▶ [GOAL A] From the records below, set down word for word the part that opens with the line containing "- x-tick-label: 2020: [472, 434, 503, 448]" and closes with the line containing "- y-tick-label: 110: [49, 321, 72, 335]", both of those lines included.

▶ [PASSAGE PROVIDED]
========================

Cody Hatfield

Why I Think Snapchat's Model is Flawed

This post originally appeared on Medium

A few days ago, a large amount of Snapchat photos and videos were leaked online in what is being called “The Snappening.” Snapchat immediately sent out a statement saying they were not responsible for the leak and the blame should be set on third-party apps.

A third-party application named Snapsaved took responsibility, admitting their servers were breached and 500MB worth of images was accessed.

Ever since Snapchat has become popular, there have been a number of third-party applications built that use Snapchat’s API. Some of these apps allow Snapchat users to send and receive snaps on devices and platforms they normally couldn’t. Some of these apps, such as Snapsaved, allow users to download and save snaps without the sender knowing. This defeats the whole purpose of Snapchat, photos disappearing a few seconds after being viewed. This is also a big threat to the privacy of Snapchat’s users, which is why they are trying to get rid of any third-party apps that use their API.

========================

▶ [SUPPLIED INFORMATION]

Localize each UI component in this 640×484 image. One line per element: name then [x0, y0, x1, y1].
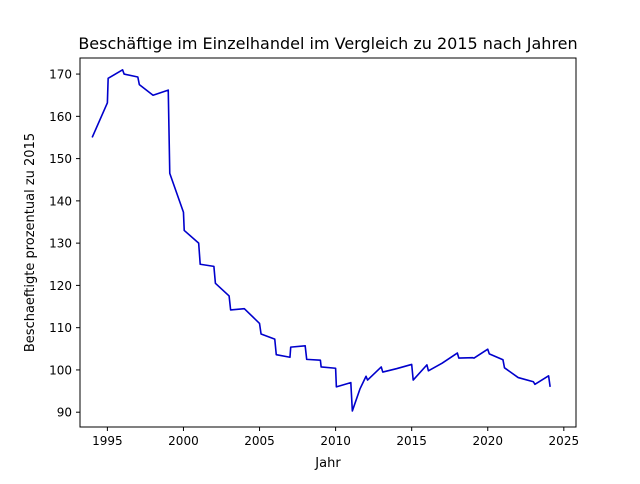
- x-tick-label: 2020: [472, 434, 503, 448]
- chart-title: Beschäftige im Einzelhandel im Vergleich…: [78, 34, 577, 53]
- y-tick-label: 90: [57, 406, 72, 420]
- y-tick-label: 140: [49, 194, 72, 208]
- y-tick-label: 150: [49, 152, 72, 166]
- y-tick-label: 170: [49, 68, 72, 82]
- x-tick-label: 1995: [92, 434, 123, 448]
- x-axis-label: Jahr: [314, 456, 341, 471]
- x-axis: 1995 2000 2005 2010 2015 2020 2025: [92, 427, 579, 448]
- series-line-0: [91, 69, 551, 412]
- y-tick-label: 100: [49, 363, 72, 377]
- x-tick-label: 2025: [549, 434, 580, 448]
- x-tick-label: 2000: [168, 434, 199, 448]
- x-tick-label: 2005: [244, 434, 275, 448]
- x-tick-label: 2010: [320, 434, 351, 448]
- y-tick-label: 120: [49, 279, 72, 293]
- y-tick-label: 160: [49, 110, 72, 124]
- x-tick-label: 2015: [396, 434, 427, 448]
- axes-frame: [79, 57, 577, 428]
- y-tick-label: 110: [49, 321, 72, 335]
- y-axis-label: Beschaeftigte prozentual zu 2015: [23, 133, 38, 352]
- y-axis: 90 100 110 120 130 140 150 160 170: [49, 68, 80, 420]
- y-tick-label: 130: [49, 237, 72, 251]
- plot-area: [91, 69, 551, 412]
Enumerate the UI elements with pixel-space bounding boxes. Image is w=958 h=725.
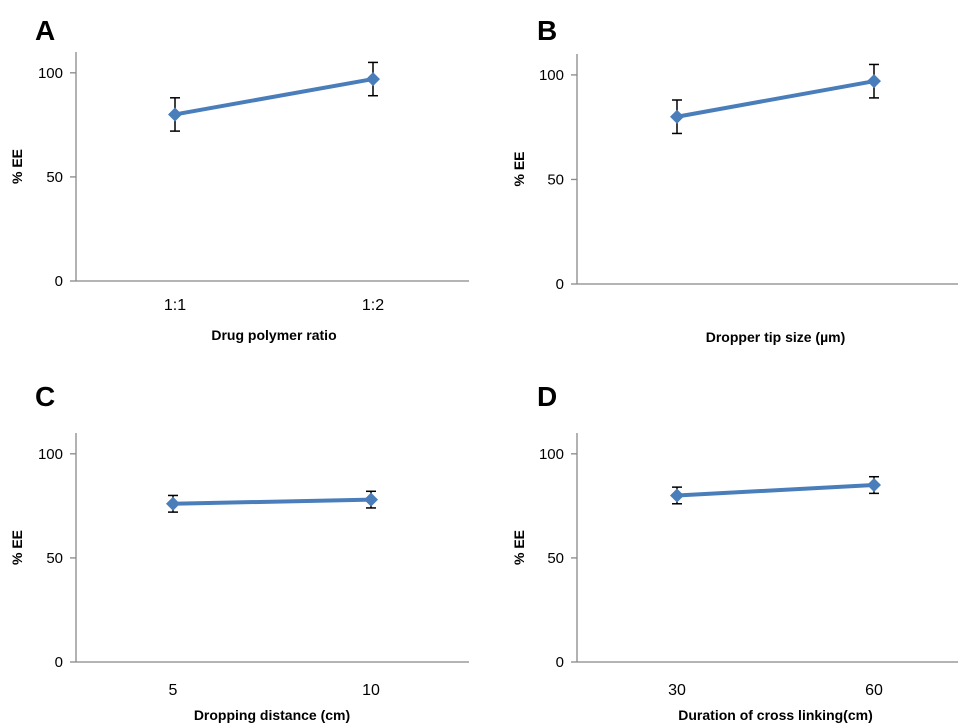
panel-b: B 0 50 100 Dropper tip size (µm) % EE — [511, 15, 958, 345]
y-tick-label: 50 — [46, 169, 63, 186]
x-tick-label: 10 — [362, 682, 380, 699]
panel-letter: C — [35, 381, 55, 412]
data-point — [867, 74, 881, 89]
y-tick-label: 0 — [556, 276, 564, 293]
y-tick-label: 0 — [556, 654, 564, 671]
x-tick-label: 1:1 — [164, 297, 186, 314]
data-point — [364, 492, 378, 507]
panel-letter: A — [35, 15, 55, 46]
series-line — [675, 483, 876, 498]
y-axis-title: % EE — [9, 530, 25, 565]
data-point — [366, 72, 380, 87]
data-point — [168, 107, 182, 122]
y-tick-label: 100 — [38, 65, 63, 82]
panel-letter: D — [537, 381, 557, 412]
y-axis-title: % EE — [511, 530, 527, 565]
panel-c: C 0 50 100 5 10 Dropping distance (cm) % EE — [9, 381, 469, 723]
y-tick-label: 50 — [547, 171, 564, 188]
y-tick-label: 100 — [539, 446, 564, 463]
x-axis-title: Duration of cross linking(cm) — [678, 707, 872, 723]
x-axis-title: Drug polymer ratio — [211, 327, 336, 343]
y-tick-label: 100 — [38, 446, 63, 463]
y-tick-label: 0 — [55, 654, 63, 671]
series-line — [173, 77, 375, 117]
x-axis-title: Dropper tip size (µm) — [706, 329, 846, 345]
y-tick-label: 50 — [547, 550, 564, 567]
panel-letter: B — [537, 15, 557, 46]
y-tick-label: 50 — [46, 550, 63, 567]
x-tick-label: 30 — [668, 682, 686, 699]
data-point — [670, 109, 684, 124]
series-line — [675, 79, 876, 119]
y-tick-label: 0 — [55, 273, 63, 290]
x-axis-title: Dropping distance (cm) — [194, 707, 350, 723]
x-tick-label: 1:2 — [362, 297, 384, 314]
y-tick-label: 100 — [539, 67, 564, 84]
data-point — [670, 488, 684, 503]
data-point — [166, 496, 180, 511]
y-axis-title: % EE — [9, 149, 25, 184]
x-tick-label: 5 — [169, 682, 178, 699]
series-line — [171, 497, 373, 506]
panel-d: D 0 50 100 30 60 Duration of cross linking(cm)… — [511, 381, 958, 723]
y-axis-title: % EE — [511, 151, 527, 186]
data-point — [867, 478, 881, 493]
x-tick-label: 60 — [865, 682, 883, 699]
panel-a: A 0 50 100 1:1 1:2 Drug polymer ratio % EE — [9, 15, 469, 343]
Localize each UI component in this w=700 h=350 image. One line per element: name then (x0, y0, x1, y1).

========================

▶ [GOAL B] Resume the post about Snapchat's flawed model, writing on from its final sentence above.

▶ [EXPECTED OUTPUT A]
- x-tick-label: 2020: [472, 434, 503, 448]
- chart-title: Beschäftige im Einzelhandel im Vergleich…: [78, 34, 577, 53]
- y-tick-label: 90: [57, 406, 72, 420]
- y-tick-label: 140: [49, 194, 72, 208]
- y-tick-label: 150: [49, 152, 72, 166]
- y-tick-label: 170: [49, 68, 72, 82]
- x-tick-label: 1995: [92, 434, 123, 448]
- x-axis-label: Jahr: [314, 456, 341, 471]
- x-axis: 1995 2000 2005 2010 2015 2020 2025: [92, 427, 579, 448]
- series-line-0: [91, 69, 551, 412]
- y-tick-label: 100: [49, 363, 72, 377]
- x-tick-label: 2025: [549, 434, 580, 448]
- x-tick-label: 2000: [168, 434, 199, 448]
- x-tick-label: 2005: [244, 434, 275, 448]
- x-tick-label: 2010: [320, 434, 351, 448]
- y-tick-label: 120: [49, 279, 72, 293]
- y-tick-label: 160: [49, 110, 72, 124]
- x-tick-label: 2015: [396, 434, 427, 448]
- axes-frame: [79, 57, 577, 428]
- y-tick-label: 110: [49, 321, 72, 335]

▶ [EXPECTED OUTPUT B]
An API, or Application Programming Interface, is what a mobile app uses to connect to the “cloud,” or a company’s servers. It can be thought of as a web browser for computers. Instead of a human typing in a url like and getting back a nice looking web page, an API uses a url like and gets back a bunch of data. It then transforms or uses this data in a way that is useful to a user. The url an API uses is no different than the url a human uses when browsing the web. Because of this, a human could type in an API url if they wanted. All you would see is text that probably doesn’t make much sense.

Third-party apps do just this. They browse the internet using urls that are meant for computers and not humans.

This capability is perfectly fine in most cases, and in a lot of cases is even supported by companies. Sites such as Facebook and Twitter allow and encourage third-party apps to connect to their API. However, Snapchat does not.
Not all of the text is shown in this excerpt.